■ Instruction
Check every line of the entries for "placeholder", and copy the lines that hold it.

■ Entries provided
---+---

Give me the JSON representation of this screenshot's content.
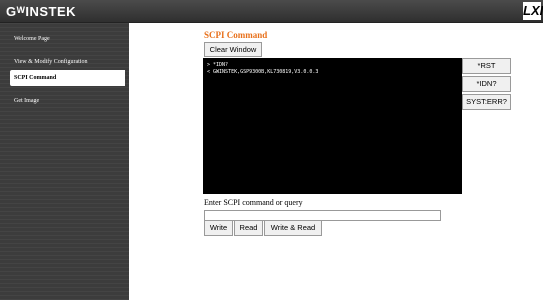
{
  "header": {
    "brand": "GᵂINSTEK",
    "lxi_label": "LXI"
  },
  "sidebar": {
    "items": [
      {
        "label": "Welcome Page",
        "active": false
      },
      {
        "label": "View & Modify Configuration",
        "active": false
      },
      {
        "label": "SCPI Command",
        "active": true
      },
      {
        "label": "Get Image",
        "active": false
      }
    ]
  },
  "main": {
    "title": "SCPI Command",
    "clear_window_label": "Clear Window",
    "console_lines": [
      "> *IDN?",
      "< GWINSTEK,GSP9300B,KL730819,V3.0.0.3"
    ],
    "quick_buttons": [
      "*RST",
      "*IDN?",
      "SYST:ERR?"
    ],
    "input_prompt": "Enter SCPI command or query",
    "input_value": "",
    "actions": {
      "write": "Write",
      "read": "Read",
      "write_read": "Write & Read"
    }
  },
  "colors": {
    "title_accent": "#e8711c",
    "sidebar_bg": "#3c3c3c",
    "console_bg": "#000000"
  }
}
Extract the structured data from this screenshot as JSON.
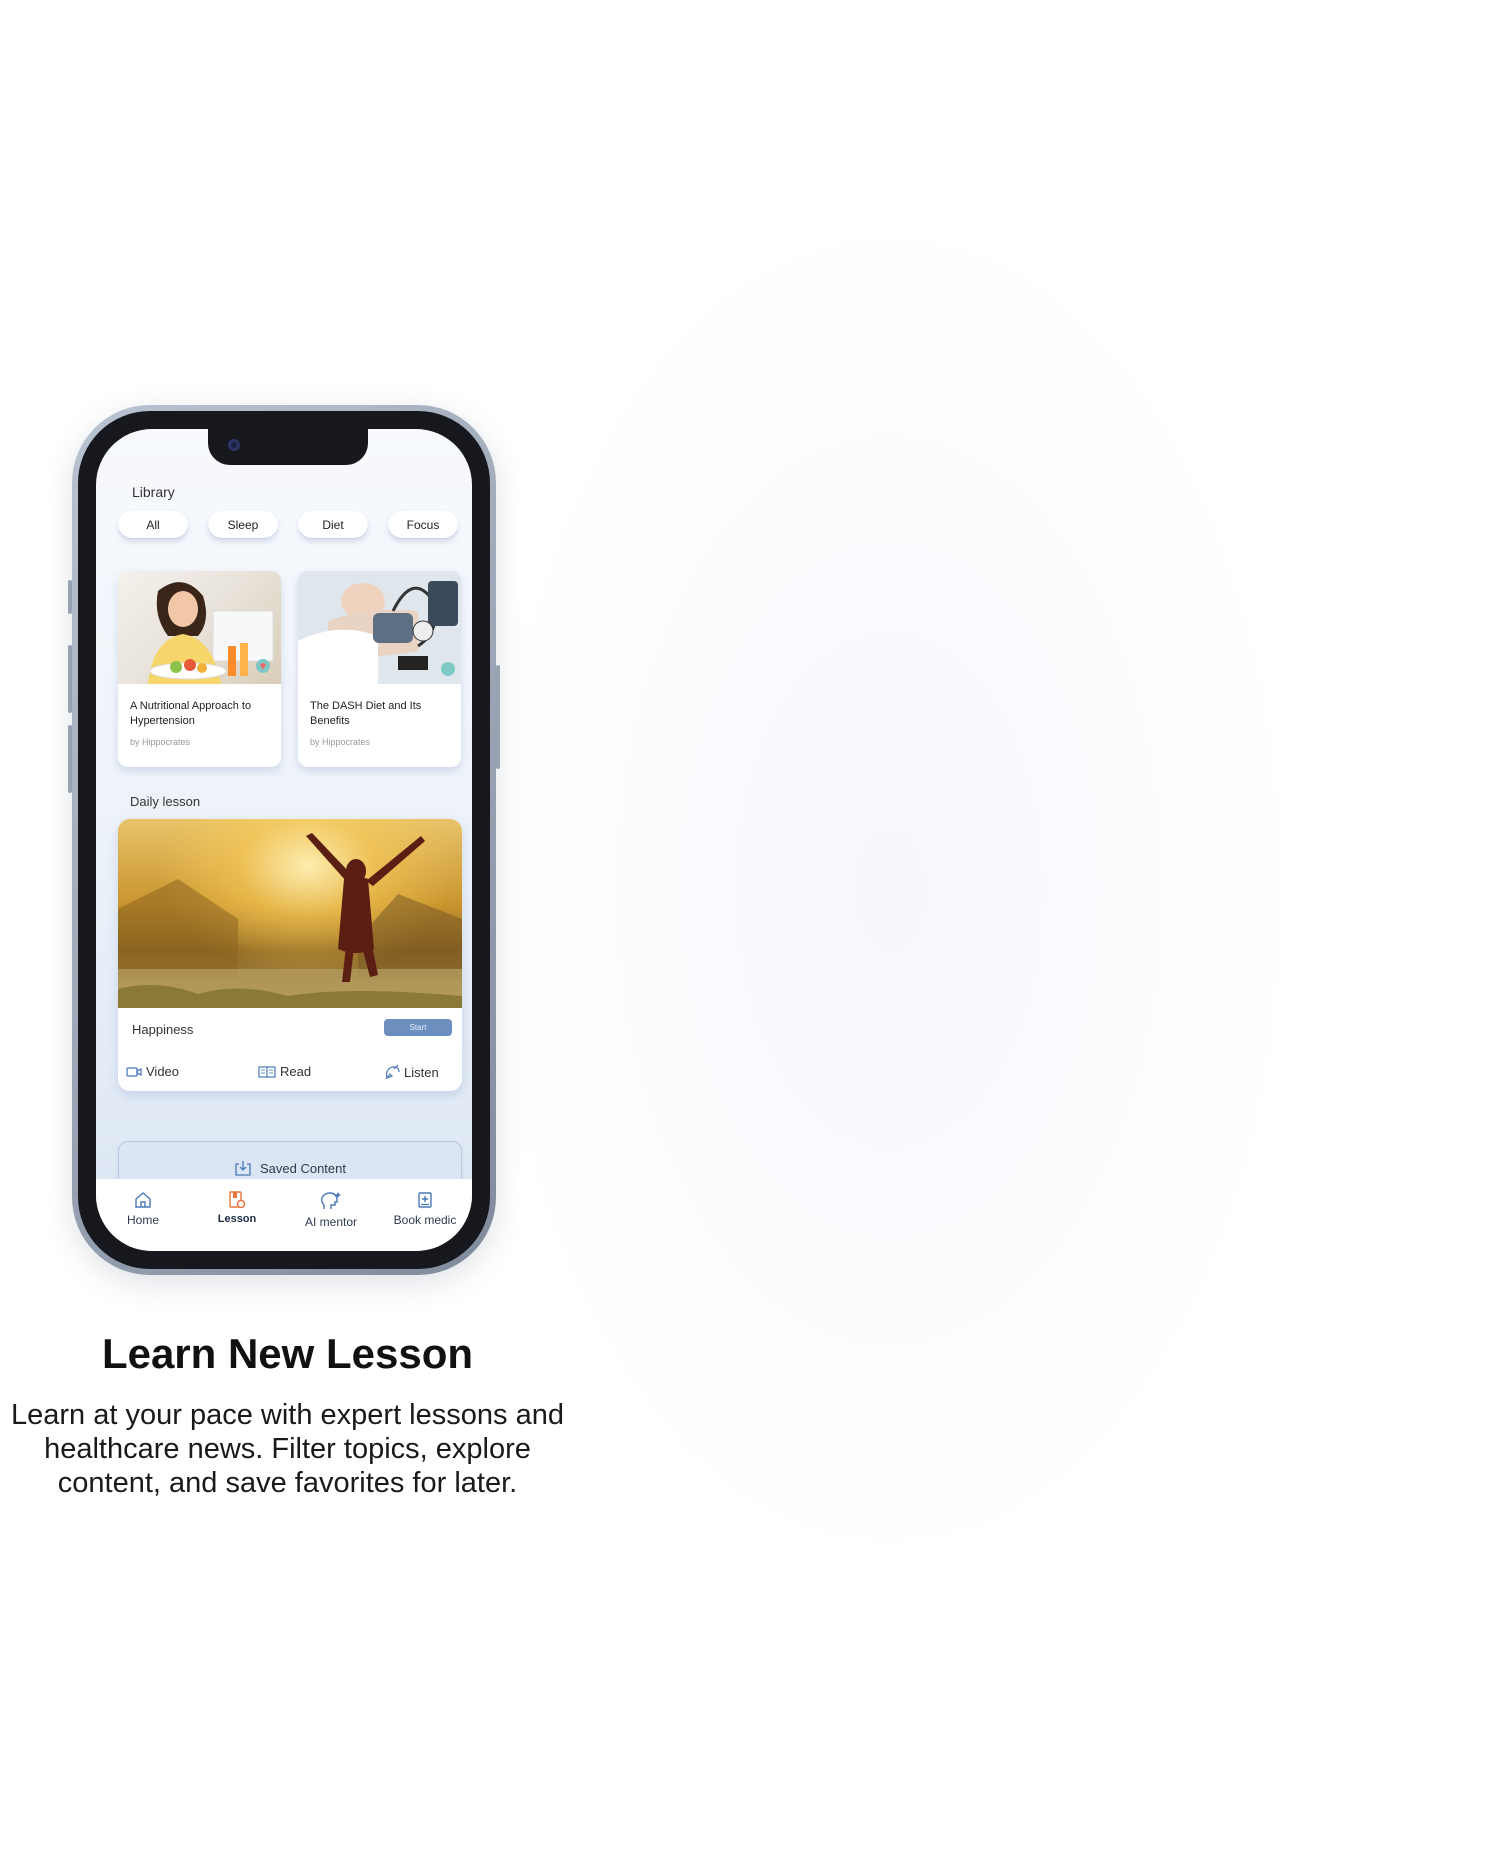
{
  "library": {
    "title": "Library",
    "chips": [
      "All",
      "Sleep",
      "Diet",
      "Focus"
    ]
  },
  "cards": [
    {
      "title": "A Nutritional Approach to Hypertension",
      "author": "by Hippocrates"
    },
    {
      "title": "The DASH Diet and Its Benefits",
      "author": "by Hippocrates"
    }
  ],
  "daily": {
    "title": "Daily lesson",
    "lesson_name": "Happiness",
    "start_label": "Start",
    "actions": {
      "video": "Video",
      "read": "Read",
      "listen": "Listen"
    }
  },
  "saved": {
    "label": "Saved Content"
  },
  "tabs": {
    "home": "Home",
    "lesson": "Lesson",
    "ai_mentor": "AI mentor",
    "book_medic": "Book medic"
  },
  "feature": {
    "headline": "Learn New Lesson",
    "description": "Learn at your pace with expert lessons and healthcare news. Filter topics, explore content, and save favorites for later."
  },
  "colors": {
    "accent": "#6d8fc0",
    "active_tab": "#e8743b",
    "icon_blue": "#4a78b8"
  }
}
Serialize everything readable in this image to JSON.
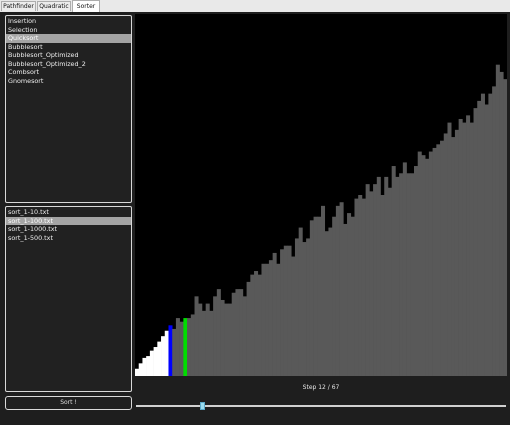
{
  "tabs": [
    {
      "label": "Pathfinder",
      "active": false
    },
    {
      "label": "Quadratic",
      "active": false
    },
    {
      "label": "Sorter",
      "active": true
    }
  ],
  "algorithms": {
    "items": [
      "Insertion",
      "Selection",
      "Quicksort",
      "Bubblesort",
      "Bubblesort_Optimized",
      "Bubblesort_Optimized_2",
      "Combsort",
      "Gnomesort"
    ],
    "selected_index": 2
  },
  "files": {
    "items": [
      "sort_1-10.txt",
      "sort_1-100.txt",
      "sort_1-1000.txt",
      "sort_1-500.txt"
    ],
    "selected_index": 1
  },
  "sort_button": {
    "label": "Sort !"
  },
  "step": {
    "text": "Step 12 / 67",
    "current": 12,
    "total": 67
  },
  "slider": {
    "value_fraction": 0.18
  },
  "colors": {
    "sorted": "#ffffff",
    "unsorted": "#595959",
    "pivot": "#0000ff",
    "compare": "#00dd00",
    "background": "#000000"
  },
  "chart_data": {
    "type": "bar",
    "values": [
      4,
      7,
      10,
      11,
      14,
      16,
      19,
      22,
      25,
      28,
      26,
      32,
      30,
      32,
      32,
      34,
      44,
      40,
      36,
      40,
      36,
      44,
      48,
      42,
      40,
      40,
      46,
      48,
      48,
      44,
      52,
      56,
      58,
      56,
      62,
      62,
      64,
      68,
      62,
      70,
      72,
      72,
      66,
      76,
      82,
      74,
      76,
      86,
      88,
      88,
      94,
      80,
      82,
      88,
      94,
      96,
      84,
      90,
      88,
      98,
      100,
      98,
      106,
      102,
      106,
      110,
      100,
      110,
      104,
      116,
      110,
      112,
      118,
      112,
      112,
      116,
      124,
      122,
      120,
      124,
      126,
      128,
      130,
      134,
      140,
      132,
      136,
      142,
      140,
      144,
      140,
      148,
      152,
      156,
      150,
      156,
      160,
      172,
      168,
      164
    ],
    "highlights": [
      {
        "index": 9,
        "role": "pivot"
      },
      {
        "index": 13,
        "role": "compare"
      }
    ],
    "sorted_count": 9,
    "ylim": [
      0,
      200
    ]
  }
}
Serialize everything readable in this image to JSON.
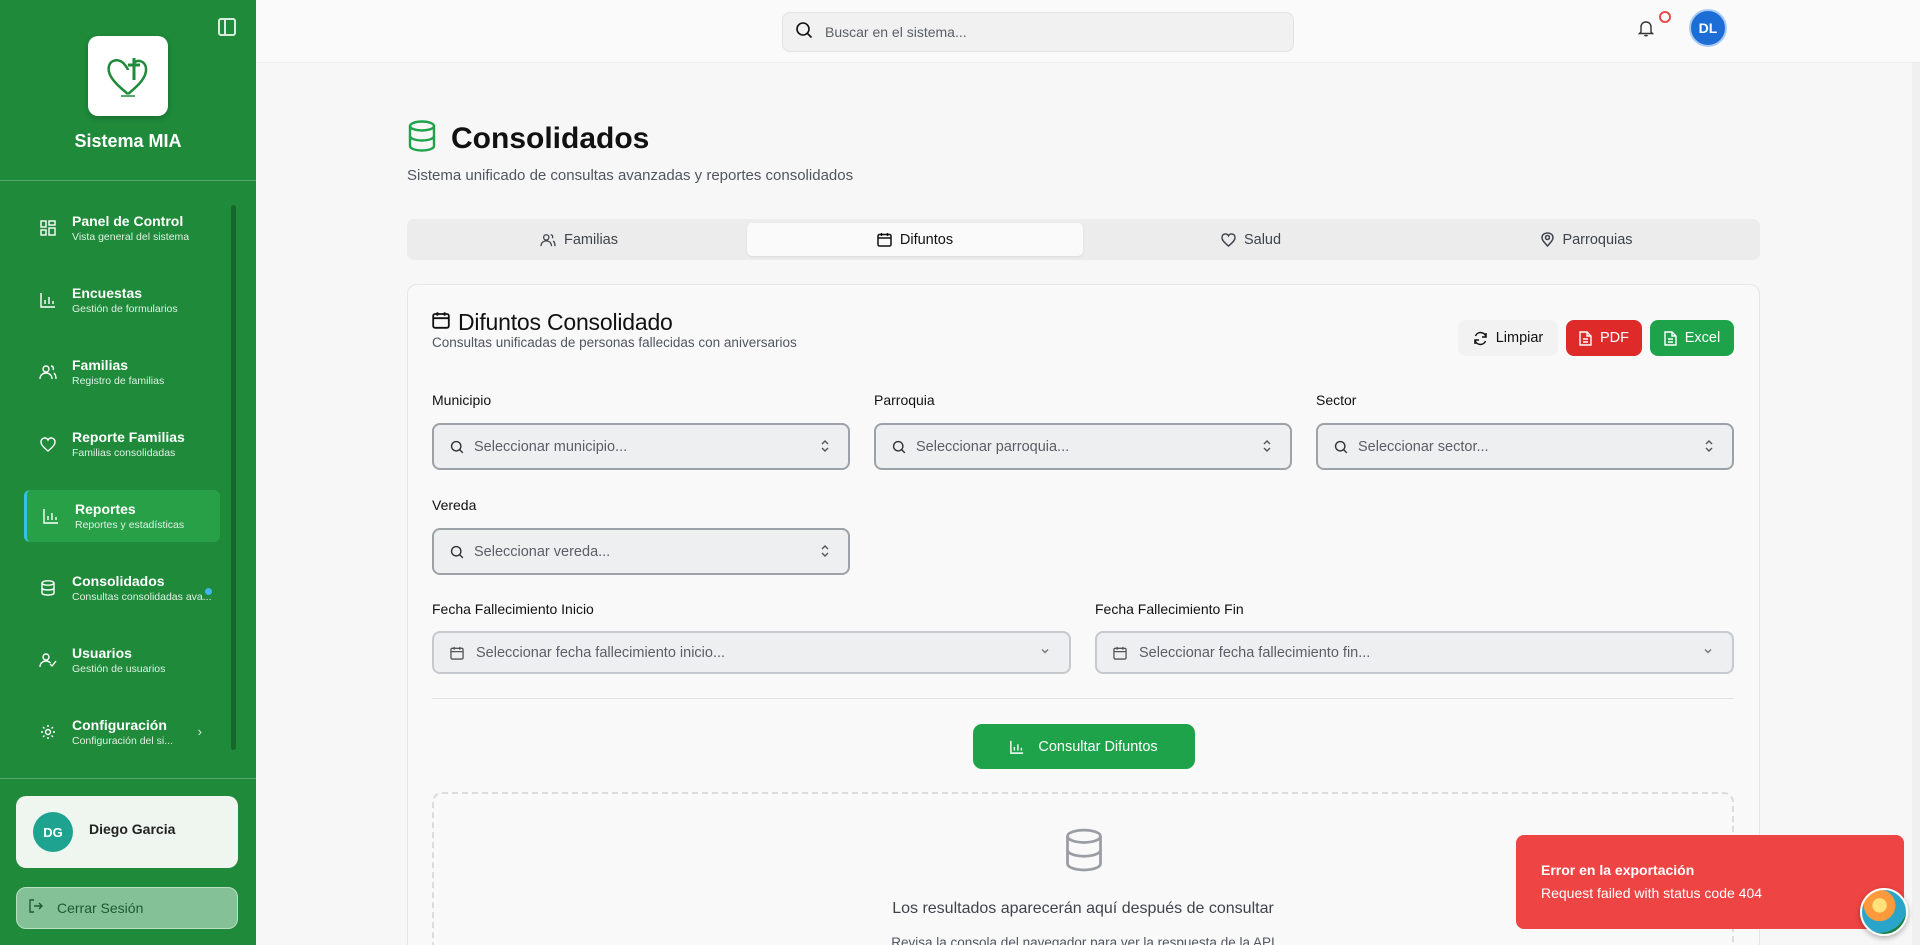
{
  "app": {
    "name": "Sistema MIA"
  },
  "search": {
    "placeholder": "Buscar en el sistema..."
  },
  "top_user": {
    "initials": "DL"
  },
  "sidebar": {
    "items": [
      {
        "title": "Panel de Control",
        "subtitle": "Vista general del sistema",
        "icon": "dashboard-icon"
      },
      {
        "title": "Encuestas",
        "subtitle": "Gestión de formularios",
        "icon": "chart-icon"
      },
      {
        "title": "Familias",
        "subtitle": "Registro de familias",
        "icon": "users-icon"
      },
      {
        "title": "Reporte Familias",
        "subtitle": "Familias consolidadas",
        "icon": "heart-icon"
      },
      {
        "title": "Reportes",
        "subtitle": "Reportes y estadísticas",
        "icon": "chart-icon"
      },
      {
        "title": "Consolidados",
        "subtitle": "Consultas consolidadas ava...",
        "icon": "database-icon"
      },
      {
        "title": "Usuarios",
        "subtitle": "Gestión de usuarios",
        "icon": "user-check-icon"
      },
      {
        "title": "Configuración",
        "subtitle": "Configuración del si...",
        "icon": "gear-icon"
      }
    ],
    "active_index": 4
  },
  "user": {
    "initials": "DG",
    "name": "Diego Garcia",
    "logout_label": "Cerrar Sesión"
  },
  "page": {
    "title": "Consolidados",
    "subtitle": "Sistema unificado de consultas avanzadas y reportes consolidados"
  },
  "tabs": [
    {
      "label": "Familias",
      "icon": "users-icon"
    },
    {
      "label": "Difuntos",
      "icon": "calendar-icon"
    },
    {
      "label": "Salud",
      "icon": "heart-icon"
    },
    {
      "label": "Parroquias",
      "icon": "map-pin-icon"
    }
  ],
  "active_tab": 1,
  "card": {
    "title": "Difuntos Consolidado",
    "subtitle": "Consultas unificadas de personas fallecidas con aniversarios",
    "buttons": {
      "clear": "Limpiar",
      "pdf": "PDF",
      "excel": "Excel"
    }
  },
  "filters": {
    "municipio": {
      "label": "Municipio",
      "placeholder": "Seleccionar municipio..."
    },
    "parroquia": {
      "label": "Parroquia",
      "placeholder": "Seleccionar parroquia..."
    },
    "sector": {
      "label": "Sector",
      "placeholder": "Seleccionar sector..."
    },
    "vereda": {
      "label": "Vereda",
      "placeholder": "Seleccionar vereda..."
    },
    "fecha_inicio": {
      "label": "Fecha Fallecimiento Inicio",
      "placeholder": "Seleccionar fecha fallecimiento inicio..."
    },
    "fecha_fin": {
      "label": "Fecha Fallecimiento Fin",
      "placeholder": "Seleccionar fecha fallecimiento fin..."
    }
  },
  "query_button": "Consultar Difuntos",
  "results": {
    "message": "Los resultados aparecerán aquí después de consultar",
    "hint": "Revisa la consola del navegador para ver la respuesta de la API"
  },
  "toast": {
    "title": "Error en la exportación",
    "message": "Request failed with status code 404",
    "color": "#ef4444"
  },
  "colors": {
    "sidebar": "#1e8a3a",
    "accent_green": "#1fa34a",
    "danger": "#df2a2a"
  }
}
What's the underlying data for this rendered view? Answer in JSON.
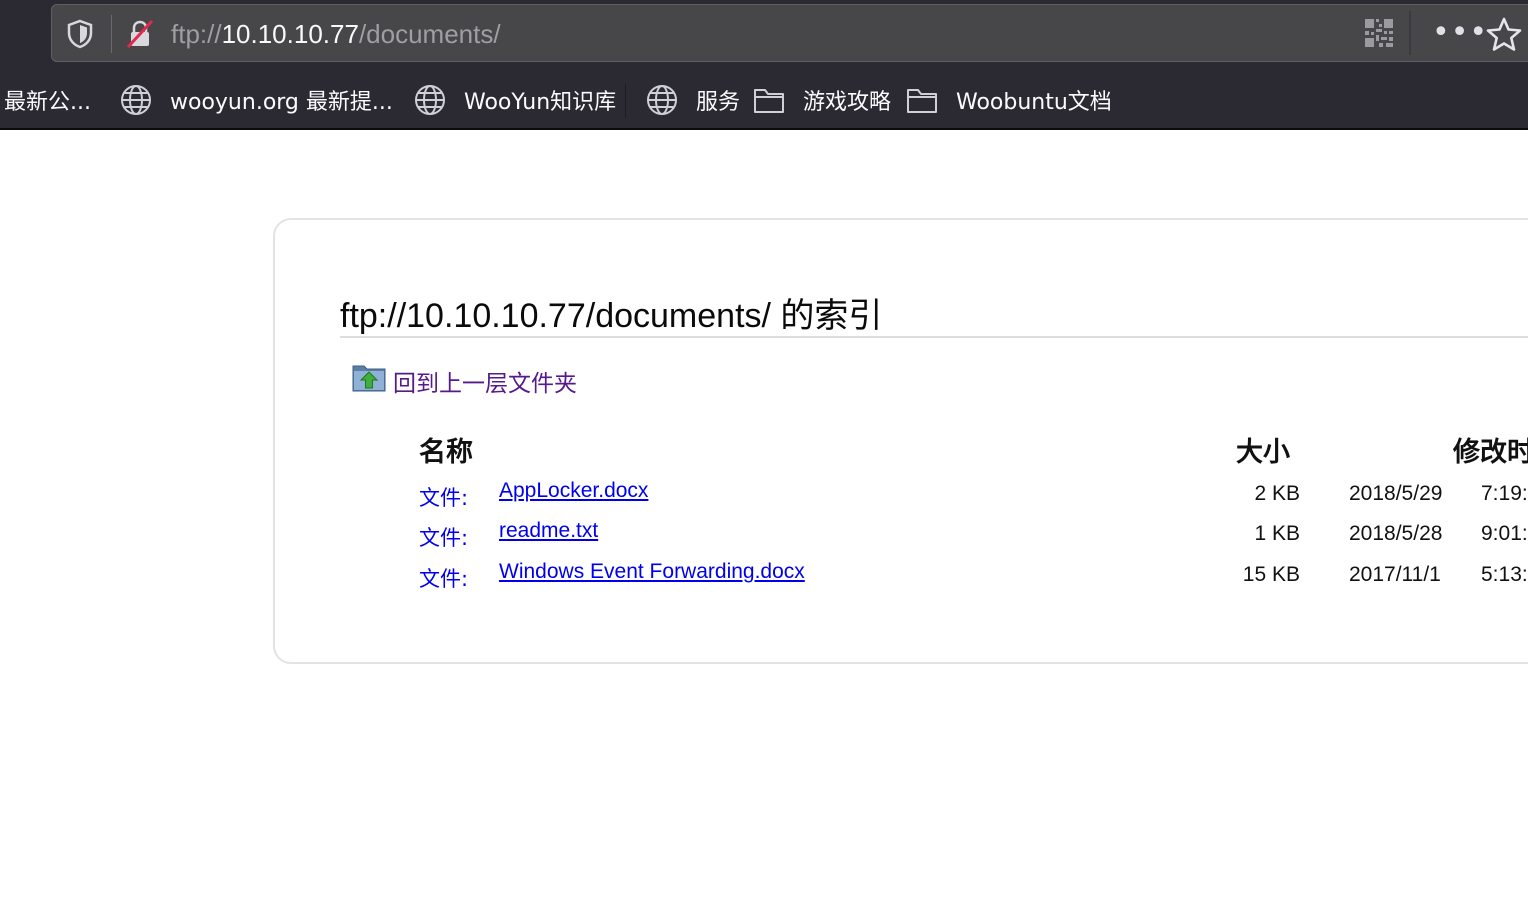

---+---

■ Reply
    "placeholder": "Buscar en el sistema..."
      "placeholder": "Seleccionar municipio..."
      "placeholder": "Seleccionar parroquia..."
      "placeholder": "Seleccionar sector..."
      "placeholder": "Seleccionar vereda..."
      "placeholder": "Seleccionar fecha fallecimiento inicio..."
      "placeholder": "Seleccionar fecha fallecimiento fin..."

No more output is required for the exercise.